= Data extracted from a collection =
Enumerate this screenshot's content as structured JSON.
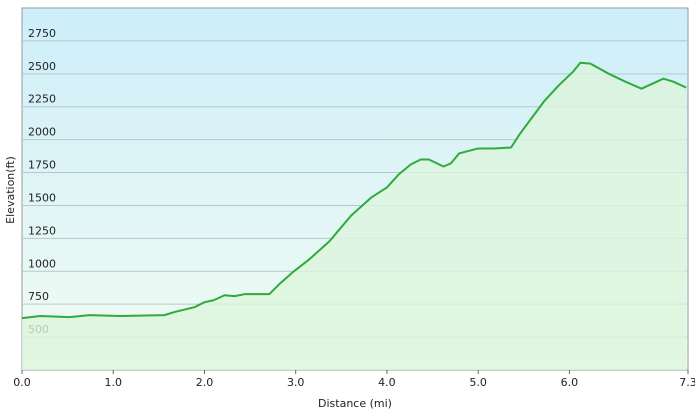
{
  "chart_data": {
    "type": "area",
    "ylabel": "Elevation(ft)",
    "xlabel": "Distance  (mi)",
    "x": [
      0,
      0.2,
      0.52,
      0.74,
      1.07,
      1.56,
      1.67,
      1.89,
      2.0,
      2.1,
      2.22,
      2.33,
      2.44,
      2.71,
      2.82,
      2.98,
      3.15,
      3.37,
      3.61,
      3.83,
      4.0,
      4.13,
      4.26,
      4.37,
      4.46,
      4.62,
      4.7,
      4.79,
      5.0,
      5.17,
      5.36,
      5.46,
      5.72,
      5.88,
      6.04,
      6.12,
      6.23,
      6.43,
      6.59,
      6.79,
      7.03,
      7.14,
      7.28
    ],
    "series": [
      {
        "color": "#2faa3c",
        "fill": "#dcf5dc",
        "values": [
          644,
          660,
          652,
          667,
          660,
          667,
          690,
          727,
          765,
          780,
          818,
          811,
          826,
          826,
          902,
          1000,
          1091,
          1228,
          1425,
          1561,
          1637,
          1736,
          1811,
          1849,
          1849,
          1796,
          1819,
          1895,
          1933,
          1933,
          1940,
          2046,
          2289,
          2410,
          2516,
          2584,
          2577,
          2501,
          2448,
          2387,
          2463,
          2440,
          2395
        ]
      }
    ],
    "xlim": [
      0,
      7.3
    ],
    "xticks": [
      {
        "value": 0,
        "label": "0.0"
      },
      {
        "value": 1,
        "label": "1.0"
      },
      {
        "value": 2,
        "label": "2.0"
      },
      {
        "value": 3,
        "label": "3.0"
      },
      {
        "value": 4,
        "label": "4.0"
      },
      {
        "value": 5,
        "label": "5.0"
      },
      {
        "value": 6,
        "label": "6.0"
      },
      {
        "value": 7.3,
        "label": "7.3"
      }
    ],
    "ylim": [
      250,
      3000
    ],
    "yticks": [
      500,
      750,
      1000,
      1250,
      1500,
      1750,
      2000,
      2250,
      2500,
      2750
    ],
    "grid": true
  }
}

==

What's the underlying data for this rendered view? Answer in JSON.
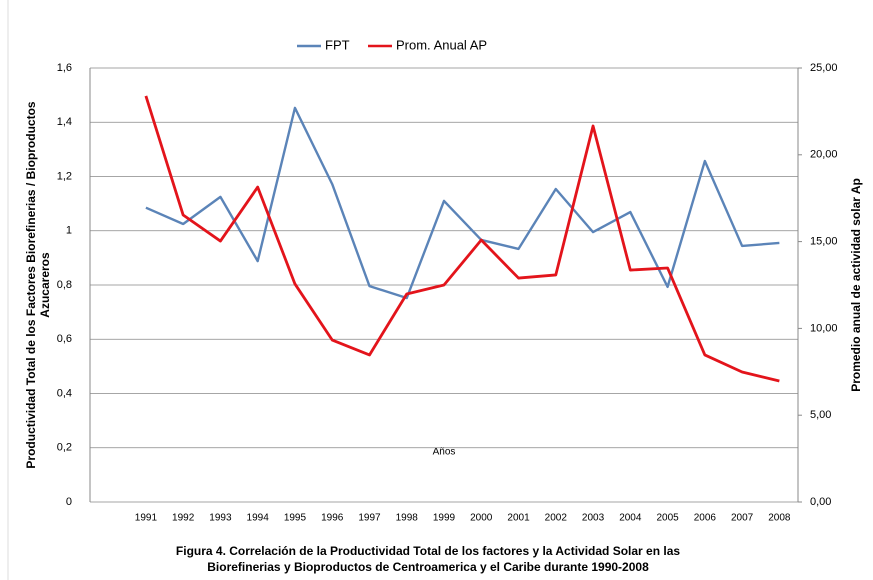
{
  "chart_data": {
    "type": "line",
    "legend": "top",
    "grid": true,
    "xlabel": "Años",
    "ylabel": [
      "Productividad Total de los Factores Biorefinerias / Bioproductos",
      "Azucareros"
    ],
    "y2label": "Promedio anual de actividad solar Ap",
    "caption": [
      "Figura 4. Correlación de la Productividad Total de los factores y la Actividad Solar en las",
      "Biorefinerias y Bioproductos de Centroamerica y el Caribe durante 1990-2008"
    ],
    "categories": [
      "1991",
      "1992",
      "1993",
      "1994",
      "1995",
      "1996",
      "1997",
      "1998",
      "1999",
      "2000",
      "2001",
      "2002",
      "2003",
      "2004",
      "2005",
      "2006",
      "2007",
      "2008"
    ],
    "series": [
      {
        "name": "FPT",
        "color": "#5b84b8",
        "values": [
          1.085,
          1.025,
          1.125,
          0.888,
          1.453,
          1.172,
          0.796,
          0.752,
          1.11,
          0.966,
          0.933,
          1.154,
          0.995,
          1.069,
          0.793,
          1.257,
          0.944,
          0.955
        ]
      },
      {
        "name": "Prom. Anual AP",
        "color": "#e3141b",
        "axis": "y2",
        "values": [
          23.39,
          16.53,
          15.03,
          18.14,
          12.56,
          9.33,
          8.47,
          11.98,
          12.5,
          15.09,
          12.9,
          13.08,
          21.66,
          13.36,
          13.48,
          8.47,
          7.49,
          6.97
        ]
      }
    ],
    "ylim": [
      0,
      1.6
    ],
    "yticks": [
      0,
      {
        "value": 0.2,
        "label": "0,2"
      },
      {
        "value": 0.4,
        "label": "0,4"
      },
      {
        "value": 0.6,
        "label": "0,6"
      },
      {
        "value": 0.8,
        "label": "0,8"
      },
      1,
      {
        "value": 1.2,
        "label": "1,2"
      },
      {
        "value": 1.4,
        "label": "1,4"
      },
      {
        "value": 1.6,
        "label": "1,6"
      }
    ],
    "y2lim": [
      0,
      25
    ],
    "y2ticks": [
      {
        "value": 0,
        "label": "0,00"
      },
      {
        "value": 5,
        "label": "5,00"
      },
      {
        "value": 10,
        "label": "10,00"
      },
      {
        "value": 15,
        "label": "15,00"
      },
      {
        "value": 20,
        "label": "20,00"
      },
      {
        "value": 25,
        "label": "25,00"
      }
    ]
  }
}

= What to work on =
Looking at the records above, say how many lines hold the string "Productividad". Write nothing but the number.

= Answer for the task =
2